● **The request**
Show each line from the listing that includes the word "STWS".

-------- Provided entries --------

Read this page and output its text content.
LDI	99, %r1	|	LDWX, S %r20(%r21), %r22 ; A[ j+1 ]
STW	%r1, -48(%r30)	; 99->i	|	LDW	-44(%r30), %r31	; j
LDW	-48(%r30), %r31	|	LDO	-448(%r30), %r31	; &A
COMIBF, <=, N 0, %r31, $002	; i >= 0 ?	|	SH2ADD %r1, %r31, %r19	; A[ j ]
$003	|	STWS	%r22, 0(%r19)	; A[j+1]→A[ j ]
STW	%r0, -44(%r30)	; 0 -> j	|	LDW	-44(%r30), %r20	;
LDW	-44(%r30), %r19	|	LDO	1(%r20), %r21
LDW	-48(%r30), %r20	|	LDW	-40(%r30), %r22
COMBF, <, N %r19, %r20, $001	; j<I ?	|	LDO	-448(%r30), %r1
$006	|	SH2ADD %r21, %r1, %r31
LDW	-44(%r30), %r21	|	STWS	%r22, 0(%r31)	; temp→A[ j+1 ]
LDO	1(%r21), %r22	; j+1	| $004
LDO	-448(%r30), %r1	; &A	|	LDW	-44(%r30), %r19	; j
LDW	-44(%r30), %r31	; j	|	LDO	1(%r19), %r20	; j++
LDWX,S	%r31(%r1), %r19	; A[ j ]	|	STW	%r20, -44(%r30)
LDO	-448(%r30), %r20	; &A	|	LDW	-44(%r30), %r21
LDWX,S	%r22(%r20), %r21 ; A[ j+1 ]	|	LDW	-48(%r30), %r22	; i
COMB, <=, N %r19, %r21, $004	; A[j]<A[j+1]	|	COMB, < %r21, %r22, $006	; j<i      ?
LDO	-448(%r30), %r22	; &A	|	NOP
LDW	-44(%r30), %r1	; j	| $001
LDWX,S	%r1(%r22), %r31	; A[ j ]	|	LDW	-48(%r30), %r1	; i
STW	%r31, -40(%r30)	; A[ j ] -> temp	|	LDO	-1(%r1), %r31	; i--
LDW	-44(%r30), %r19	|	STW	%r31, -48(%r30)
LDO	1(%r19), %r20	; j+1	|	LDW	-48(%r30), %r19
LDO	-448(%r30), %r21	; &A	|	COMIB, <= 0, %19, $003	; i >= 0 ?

--------
-------- Provided entries --------

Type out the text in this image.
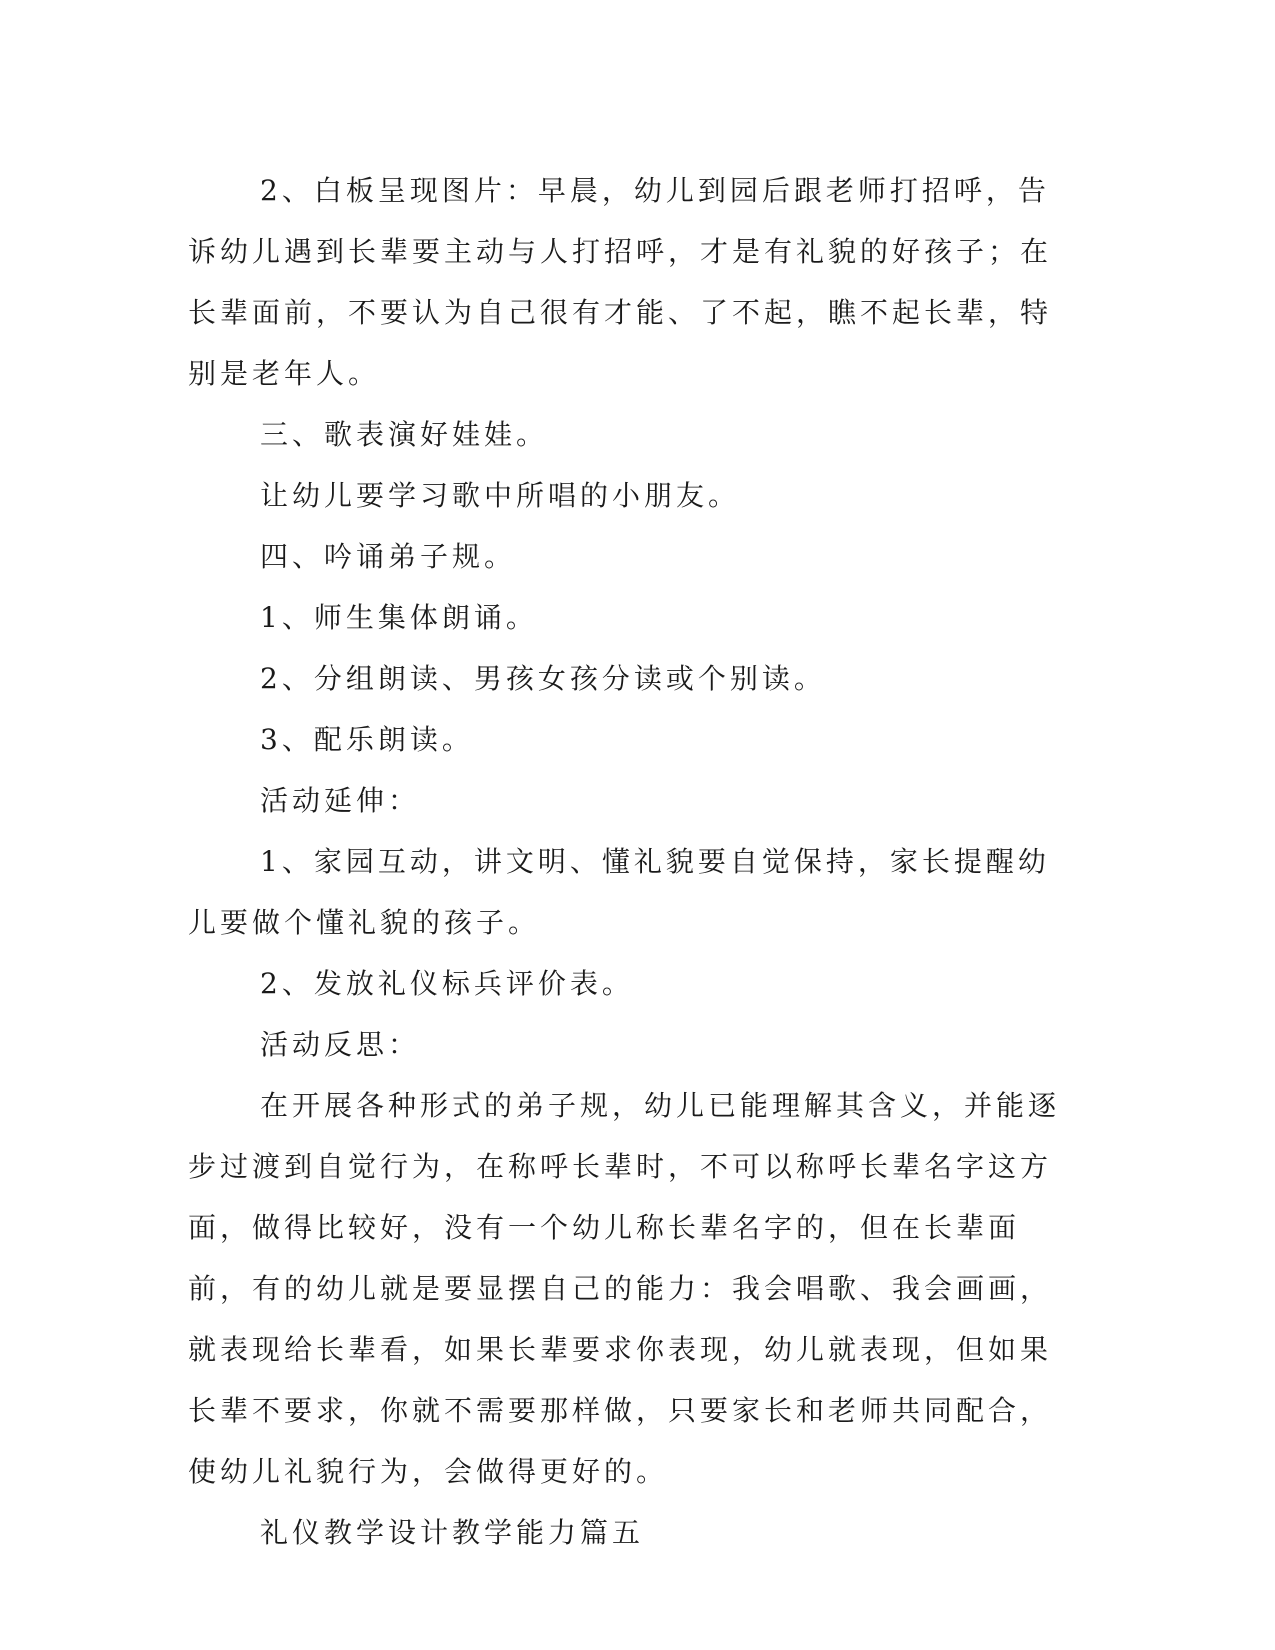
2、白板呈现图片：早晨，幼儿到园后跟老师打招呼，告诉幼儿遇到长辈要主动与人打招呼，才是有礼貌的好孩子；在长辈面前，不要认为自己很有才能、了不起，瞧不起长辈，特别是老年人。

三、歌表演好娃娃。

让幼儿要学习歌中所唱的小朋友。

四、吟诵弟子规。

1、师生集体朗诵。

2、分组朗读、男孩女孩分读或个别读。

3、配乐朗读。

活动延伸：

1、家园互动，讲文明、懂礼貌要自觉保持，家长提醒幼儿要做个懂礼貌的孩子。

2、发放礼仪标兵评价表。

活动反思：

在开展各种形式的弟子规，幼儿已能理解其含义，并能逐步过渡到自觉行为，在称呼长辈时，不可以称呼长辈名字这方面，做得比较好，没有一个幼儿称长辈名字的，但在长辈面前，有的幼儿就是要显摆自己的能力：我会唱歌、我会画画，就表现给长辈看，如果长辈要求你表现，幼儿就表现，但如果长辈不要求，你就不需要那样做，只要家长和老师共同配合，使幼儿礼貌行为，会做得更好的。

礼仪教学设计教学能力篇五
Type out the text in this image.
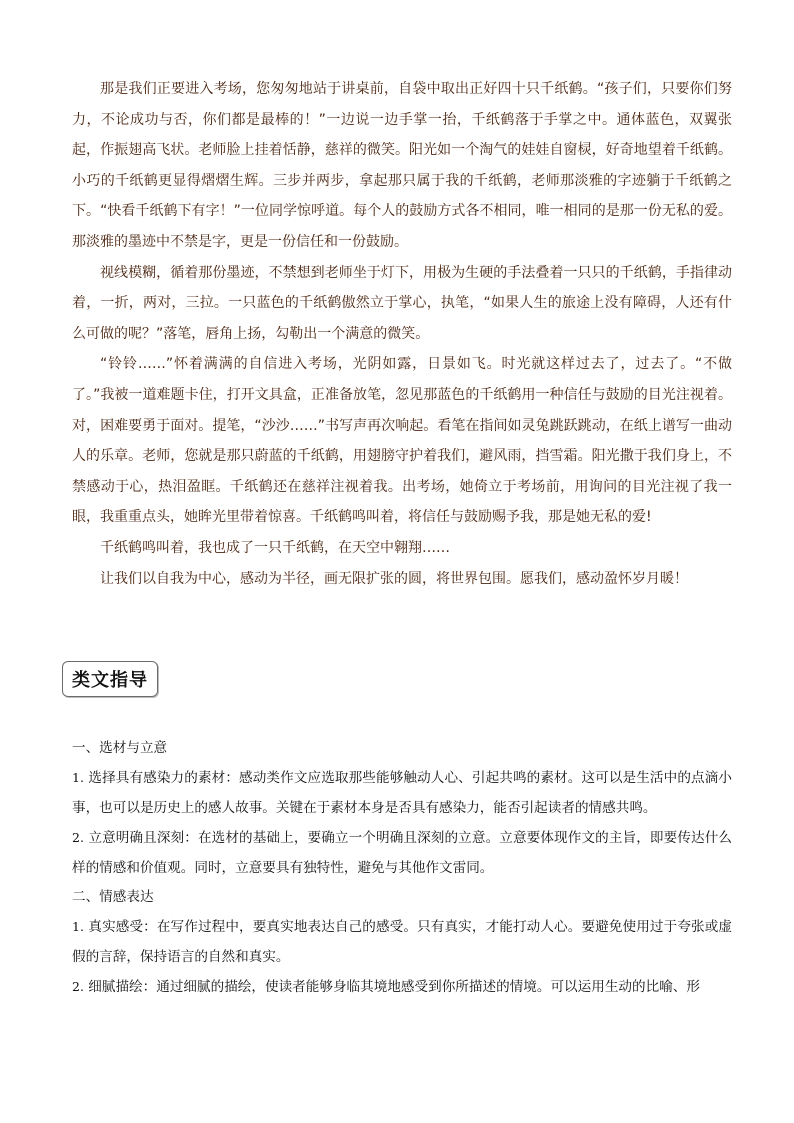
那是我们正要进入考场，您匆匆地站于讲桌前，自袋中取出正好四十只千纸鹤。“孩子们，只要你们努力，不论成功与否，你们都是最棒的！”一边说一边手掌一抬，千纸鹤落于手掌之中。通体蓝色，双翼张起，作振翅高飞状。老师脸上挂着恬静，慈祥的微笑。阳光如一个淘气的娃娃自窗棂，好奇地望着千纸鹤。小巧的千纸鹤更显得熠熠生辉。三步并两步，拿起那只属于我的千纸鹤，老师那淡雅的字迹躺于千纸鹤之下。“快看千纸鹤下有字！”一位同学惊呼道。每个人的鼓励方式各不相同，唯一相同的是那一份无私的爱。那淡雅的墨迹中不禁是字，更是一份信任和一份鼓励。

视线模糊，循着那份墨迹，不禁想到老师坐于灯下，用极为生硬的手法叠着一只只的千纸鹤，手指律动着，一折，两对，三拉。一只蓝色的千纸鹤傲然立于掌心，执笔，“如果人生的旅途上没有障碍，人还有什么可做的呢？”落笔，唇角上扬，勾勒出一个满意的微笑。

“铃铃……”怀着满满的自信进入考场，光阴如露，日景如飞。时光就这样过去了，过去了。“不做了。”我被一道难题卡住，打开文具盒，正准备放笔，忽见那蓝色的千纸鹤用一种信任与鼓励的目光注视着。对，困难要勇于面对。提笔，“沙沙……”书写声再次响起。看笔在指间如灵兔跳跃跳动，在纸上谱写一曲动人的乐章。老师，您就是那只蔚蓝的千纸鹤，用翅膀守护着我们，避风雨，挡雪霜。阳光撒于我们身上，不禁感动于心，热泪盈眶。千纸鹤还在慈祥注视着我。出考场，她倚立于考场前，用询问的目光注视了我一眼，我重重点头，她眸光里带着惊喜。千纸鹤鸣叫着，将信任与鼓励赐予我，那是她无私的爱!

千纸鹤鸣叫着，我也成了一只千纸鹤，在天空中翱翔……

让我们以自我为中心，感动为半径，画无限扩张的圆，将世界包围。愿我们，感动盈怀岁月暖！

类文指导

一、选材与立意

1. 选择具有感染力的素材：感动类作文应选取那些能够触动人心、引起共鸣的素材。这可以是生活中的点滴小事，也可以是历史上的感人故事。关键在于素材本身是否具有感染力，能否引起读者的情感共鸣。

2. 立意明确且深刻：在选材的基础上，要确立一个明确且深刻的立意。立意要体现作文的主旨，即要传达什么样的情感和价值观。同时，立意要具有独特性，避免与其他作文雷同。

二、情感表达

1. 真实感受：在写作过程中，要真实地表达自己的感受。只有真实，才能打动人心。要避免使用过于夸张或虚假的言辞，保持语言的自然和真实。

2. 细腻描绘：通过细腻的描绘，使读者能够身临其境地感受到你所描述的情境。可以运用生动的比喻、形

--------

● **Solution for this exercise**
$003	|	STWS	%r22, 0(%r19)	; A[j+1]→A[ j ]
LDW	-44(%r30), %r21	|	STWS	%r22, 0(%r31)	; temp→A[ j+1 ]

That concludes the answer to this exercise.